Exercise brief ▸
Repeat everything in the material exactly.

Exercise data ▸
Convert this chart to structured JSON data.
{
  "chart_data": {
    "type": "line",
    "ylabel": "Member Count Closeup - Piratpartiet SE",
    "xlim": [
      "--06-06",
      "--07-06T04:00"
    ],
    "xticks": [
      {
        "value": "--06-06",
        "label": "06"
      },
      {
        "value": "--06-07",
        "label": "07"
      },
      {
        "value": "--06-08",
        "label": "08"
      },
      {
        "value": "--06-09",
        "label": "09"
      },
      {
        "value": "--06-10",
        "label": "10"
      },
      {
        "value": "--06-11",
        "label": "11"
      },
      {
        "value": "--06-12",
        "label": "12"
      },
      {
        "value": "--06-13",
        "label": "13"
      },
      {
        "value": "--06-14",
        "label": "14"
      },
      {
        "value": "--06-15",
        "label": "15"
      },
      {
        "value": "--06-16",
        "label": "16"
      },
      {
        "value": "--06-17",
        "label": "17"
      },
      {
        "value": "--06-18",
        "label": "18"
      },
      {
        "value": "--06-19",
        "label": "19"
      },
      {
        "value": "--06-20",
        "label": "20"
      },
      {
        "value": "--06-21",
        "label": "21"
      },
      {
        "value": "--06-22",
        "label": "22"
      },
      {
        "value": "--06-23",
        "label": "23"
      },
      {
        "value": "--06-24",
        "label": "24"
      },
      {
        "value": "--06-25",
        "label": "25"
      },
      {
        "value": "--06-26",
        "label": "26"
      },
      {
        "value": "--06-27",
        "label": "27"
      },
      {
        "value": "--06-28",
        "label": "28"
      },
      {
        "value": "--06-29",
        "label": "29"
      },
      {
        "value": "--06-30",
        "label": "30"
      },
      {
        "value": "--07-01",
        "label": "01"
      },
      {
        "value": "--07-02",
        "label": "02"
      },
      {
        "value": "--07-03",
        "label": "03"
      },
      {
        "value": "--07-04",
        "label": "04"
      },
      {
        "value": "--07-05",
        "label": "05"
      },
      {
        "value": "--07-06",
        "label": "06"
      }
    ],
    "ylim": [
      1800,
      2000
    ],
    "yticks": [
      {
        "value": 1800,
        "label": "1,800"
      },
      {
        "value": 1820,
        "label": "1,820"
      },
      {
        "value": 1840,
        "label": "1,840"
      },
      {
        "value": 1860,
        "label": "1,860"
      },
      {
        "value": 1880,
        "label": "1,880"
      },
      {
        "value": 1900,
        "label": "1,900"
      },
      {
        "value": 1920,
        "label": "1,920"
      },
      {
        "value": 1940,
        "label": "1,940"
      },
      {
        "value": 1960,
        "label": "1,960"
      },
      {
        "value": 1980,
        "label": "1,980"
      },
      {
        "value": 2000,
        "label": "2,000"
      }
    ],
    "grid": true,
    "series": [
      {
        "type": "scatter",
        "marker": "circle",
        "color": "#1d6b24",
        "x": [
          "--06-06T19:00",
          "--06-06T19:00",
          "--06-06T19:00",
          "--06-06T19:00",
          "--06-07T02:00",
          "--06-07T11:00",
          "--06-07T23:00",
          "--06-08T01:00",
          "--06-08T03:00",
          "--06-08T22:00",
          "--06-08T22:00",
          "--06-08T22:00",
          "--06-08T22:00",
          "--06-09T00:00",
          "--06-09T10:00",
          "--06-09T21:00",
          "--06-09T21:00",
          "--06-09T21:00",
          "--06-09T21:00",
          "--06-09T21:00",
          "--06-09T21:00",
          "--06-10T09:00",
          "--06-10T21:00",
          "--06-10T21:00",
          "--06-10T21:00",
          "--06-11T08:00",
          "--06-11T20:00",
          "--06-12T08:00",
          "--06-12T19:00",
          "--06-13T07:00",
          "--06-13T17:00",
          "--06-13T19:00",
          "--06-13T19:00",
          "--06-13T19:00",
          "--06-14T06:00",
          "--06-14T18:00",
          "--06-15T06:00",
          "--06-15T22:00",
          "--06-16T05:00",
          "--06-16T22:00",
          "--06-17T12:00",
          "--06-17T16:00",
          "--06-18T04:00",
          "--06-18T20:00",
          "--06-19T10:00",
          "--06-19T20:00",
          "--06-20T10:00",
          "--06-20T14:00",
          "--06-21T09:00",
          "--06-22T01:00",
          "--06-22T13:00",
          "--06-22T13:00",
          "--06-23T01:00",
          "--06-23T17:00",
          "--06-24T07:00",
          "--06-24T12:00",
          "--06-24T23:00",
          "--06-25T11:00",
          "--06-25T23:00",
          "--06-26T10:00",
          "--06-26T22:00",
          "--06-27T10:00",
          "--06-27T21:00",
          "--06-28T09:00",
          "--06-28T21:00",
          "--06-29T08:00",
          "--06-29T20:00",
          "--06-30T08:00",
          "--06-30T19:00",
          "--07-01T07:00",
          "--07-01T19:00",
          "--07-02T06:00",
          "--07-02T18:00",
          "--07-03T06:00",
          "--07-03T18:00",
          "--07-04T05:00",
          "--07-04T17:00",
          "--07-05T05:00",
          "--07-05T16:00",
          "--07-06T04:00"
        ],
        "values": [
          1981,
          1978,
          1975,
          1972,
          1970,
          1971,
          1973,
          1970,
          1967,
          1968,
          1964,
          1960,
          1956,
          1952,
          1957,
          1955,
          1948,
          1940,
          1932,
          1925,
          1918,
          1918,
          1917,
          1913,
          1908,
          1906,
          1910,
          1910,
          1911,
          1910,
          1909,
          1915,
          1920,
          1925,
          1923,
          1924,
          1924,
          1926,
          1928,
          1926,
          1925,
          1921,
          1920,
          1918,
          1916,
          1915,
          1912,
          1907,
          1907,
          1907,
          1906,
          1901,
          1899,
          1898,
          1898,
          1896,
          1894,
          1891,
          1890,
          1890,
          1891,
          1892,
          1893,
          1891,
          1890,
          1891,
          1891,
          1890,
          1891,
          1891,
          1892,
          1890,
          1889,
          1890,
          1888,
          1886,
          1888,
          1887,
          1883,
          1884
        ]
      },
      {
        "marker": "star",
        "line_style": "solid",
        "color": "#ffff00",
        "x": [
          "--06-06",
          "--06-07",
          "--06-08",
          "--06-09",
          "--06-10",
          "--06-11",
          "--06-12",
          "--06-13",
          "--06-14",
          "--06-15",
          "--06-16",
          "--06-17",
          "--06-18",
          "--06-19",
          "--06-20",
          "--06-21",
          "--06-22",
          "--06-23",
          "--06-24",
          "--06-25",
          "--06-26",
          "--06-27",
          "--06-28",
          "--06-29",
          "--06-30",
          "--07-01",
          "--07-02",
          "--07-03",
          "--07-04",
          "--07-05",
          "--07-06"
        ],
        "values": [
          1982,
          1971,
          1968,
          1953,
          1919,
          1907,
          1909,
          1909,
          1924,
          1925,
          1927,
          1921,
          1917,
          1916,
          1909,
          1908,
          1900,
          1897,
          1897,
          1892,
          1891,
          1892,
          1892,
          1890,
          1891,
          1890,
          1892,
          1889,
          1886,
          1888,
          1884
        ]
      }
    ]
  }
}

Written solution ▸
Convert this chart to structured JSON data.
{
  "chart_data": {
    "type": "line",
    "ylabel": "Member Count Closeup - Piratpartiet SE",
    "xlim": [
      "--06-06",
      "--07-06T04:00"
    ],
    "xticks": [
      {
        "value": "--06-06",
        "label": "06"
      },
      {
        "value": "--06-07",
        "label": "07"
      },
      {
        "value": "--06-08",
        "label": "08"
      },
      {
        "value": "--06-09",
        "label": "09"
      },
      {
        "value": "--06-10",
        "label": "10"
      },
      {
        "value": "--06-11",
        "label": "11"
      },
      {
        "value": "--06-12",
        "label": "12"
      },
      {
        "value": "--06-13",
        "label": "13"
      },
      {
        "value": "--06-14",
        "label": "14"
      },
      {
        "value": "--06-15",
        "label": "15"
      },
      {
        "value": "--06-16",
        "label": "16"
      },
      {
        "value": "--06-17",
        "label": "17"
      },
      {
        "value": "--06-18",
        "label": "18"
      },
      {
        "value": "--06-19",
        "label": "19"
      },
      {
        "value": "--06-20",
        "label": "20"
      },
      {
        "value": "--06-21",
        "label": "21"
      },
      {
        "value": "--06-22",
        "label": "22"
      },
      {
        "value": "--06-23",
        "label": "23"
      },
      {
        "value": "--06-24",
        "label": "24"
      },
      {
        "value": "--06-25",
        "label": "25"
      },
      {
        "value": "--06-26",
        "label": "26"
      },
      {
        "value": "--06-27",
        "label": "27"
      },
      {
        "value": "--06-28",
        "label": "28"
      },
      {
        "value": "--06-29",
        "label": "29"
      },
      {
        "value": "--06-30",
        "label": "30"
      },
      {
        "value": "--07-01",
        "label": "01"
      },
      {
        "value": "--07-02",
        "label": "02"
      },
      {
        "value": "--07-03",
        "label": "03"
      },
      {
        "value": "--07-04",
        "label": "04"
      },
      {
        "value": "--07-05",
        "label": "05"
      },
      {
        "value": "--07-06",
        "label": "06"
      }
    ],
    "ylim": [
      1800,
      2000
    ],
    "yticks": [
      {
        "value": 1800,
        "label": "1,800"
      },
      {
        "value": 1820,
        "label": "1,820"
      },
      {
        "value": 1840,
        "label": "1,840"
      },
      {
        "value": 1860,
        "label": "1,860"
      },
      {
        "value": 1880,
        "label": "1,880"
      },
      {
        "value": 1900,
        "label": "1,900"
      },
      {
        "value": 1920,
        "label": "1,920"
      },
      {
        "value": 1940,
        "label": "1,940"
      },
      {
        "value": 1960,
        "label": "1,960"
      },
      {
        "value": 1980,
        "label": "1,980"
      },
      {
        "value": 2000,
        "label": "2,000"
      }
    ],
    "grid": true,
    "series": [
      {
        "type": "scatter",
        "marker": "circle",
        "color": "#1d6b24",
        "x": [
          "--06-06T19:00",
          "--06-06T19:00",
          "--06-06T19:00",
          "--06-06T19:00",
          "--06-07T02:00",
          "--06-07T11:00",
          "--06-07T23:00",
          "--06-08T01:00",
          "--06-08T03:00",
          "--06-08T22:00",
          "--06-08T22:00",
          "--06-08T22:00",
          "--06-08T22:00",
          "--06-09T00:00",
          "--06-09T10:00",
          "--06-09T21:00",
          "--06-09T21:00",
          "--06-09T21:00",
          "--06-09T21:00",
          "--06-09T21:00",
          "--06-09T21:00",
          "--06-10T09:00",
          "--06-10T21:00",
          "--06-10T21:00",
          "--06-10T21:00",
          "--06-11T08:00",
          "--06-11T20:00",
          "--06-12T08:00",
          "--06-12T19:00",
          "--06-13T07:00",
          "--06-13T17:00",
          "--06-13T19:00",
          "--06-13T19:00",
          "--06-13T19:00",
          "--06-14T06:00",
          "--06-14T18:00",
          "--06-15T06:00",
          "--06-15T22:00",
          "--06-16T05:00",
          "--06-16T22:00",
          "--06-17T12:00",
          "--06-17T16:00",
          "--06-18T04:00",
          "--06-18T20:00",
          "--06-19T10:00",
          "--06-19T20:00",
          "--06-20T10:00",
          "--06-20T14:00",
          "--06-21T09:00",
          "--06-22T01:00",
          "--06-22T13:00",
          "--06-22T13:00",
          "--06-23T01:00",
          "--06-23T17:00",
          "--06-24T07:00",
          "--06-24T12:00",
          "--06-24T23:00",
          "--06-25T11:00",
          "--06-25T23:00",
          "--06-26T10:00",
          "--06-26T22:00",
          "--06-27T10:00",
          "--06-27T21:00",
          "--06-28T09:00",
          "--06-28T21:00",
          "--06-29T08:00",
          "--06-29T20:00",
          "--06-30T08:00",
          "--06-30T19:00",
          "--07-01T07:00",
          "--07-01T19:00",
          "--07-02T06:00",
          "--07-02T18:00",
          "--07-03T06:00",
          "--07-03T18:00",
          "--07-04T05:00",
          "--07-04T17:00",
          "--07-05T05:00",
          "--07-05T16:00",
          "--07-06T04:00"
        ],
        "values": [
          1981,
          1978,
          1975,
          1972,
          1970,
          1971,
          1973,
          1970,
          1967,
          1968,
          1964,
          1960,
          1956,
          1952,
          1957,
          1955,
          1948,
          1940,
          1932,
          1925,
          1918,
          1918,
          1917,
          1913,
          1908,
          1906,
          1910,
          1910,
          1911,
          1910,
          1909,
          1915,
          1920,
          1925,
          1923,
          1924,
          1924,
          1926,
          1928,
          1926,
          1925,
          1921,
          1920,
          1918,
          1916,
          1915,
          1912,
          1907,
          1907,
          1907,
          1906,
          1901,
          1899,
          1898,
          1898,
          1896,
          1894,
          1891,
          1890,
          1890,
          1891,
          1892,
          1893,
          1891,
          1890,
          1891,
          1891,
          1890,
          1891,
          1891,
          1892,
          1890,
          1889,
          1890,
          1888,
          1886,
          1888,
          1887,
          1883,
          1884
        ]
      },
      {
        "marker": "star",
        "line_style": "solid",
        "color": "#ffff00",
        "x": [
          "--06-06",
          "--06-07",
          "--06-08",
          "--06-09",
          "--06-10",
          "--06-11",
          "--06-12",
          "--06-13",
          "--06-14",
          "--06-15",
          "--06-16",
          "--06-17",
          "--06-18",
          "--06-19",
          "--06-20",
          "--06-21",
          "--06-22",
          "--06-23",
          "--06-24",
          "--06-25",
          "--06-26",
          "--06-27",
          "--06-28",
          "--06-29",
          "--06-30",
          "--07-01",
          "--07-02",
          "--07-03",
          "--07-04",
          "--07-05",
          "--07-06"
        ],
        "values": [
          1982,
          1971,
          1968,
          1953,
          1919,
          1907,
          1909,
          1909,
          1924,
          1925,
          1927,
          1921,
          1917,
          1916,
          1909,
          1908,
          1900,
          1897,
          1897,
          1892,
          1891,
          1892,
          1892,
          1890,
          1891,
          1890,
          1892,
          1889,
          1886,
          1888,
          1884
        ]
      }
    ]
  }
}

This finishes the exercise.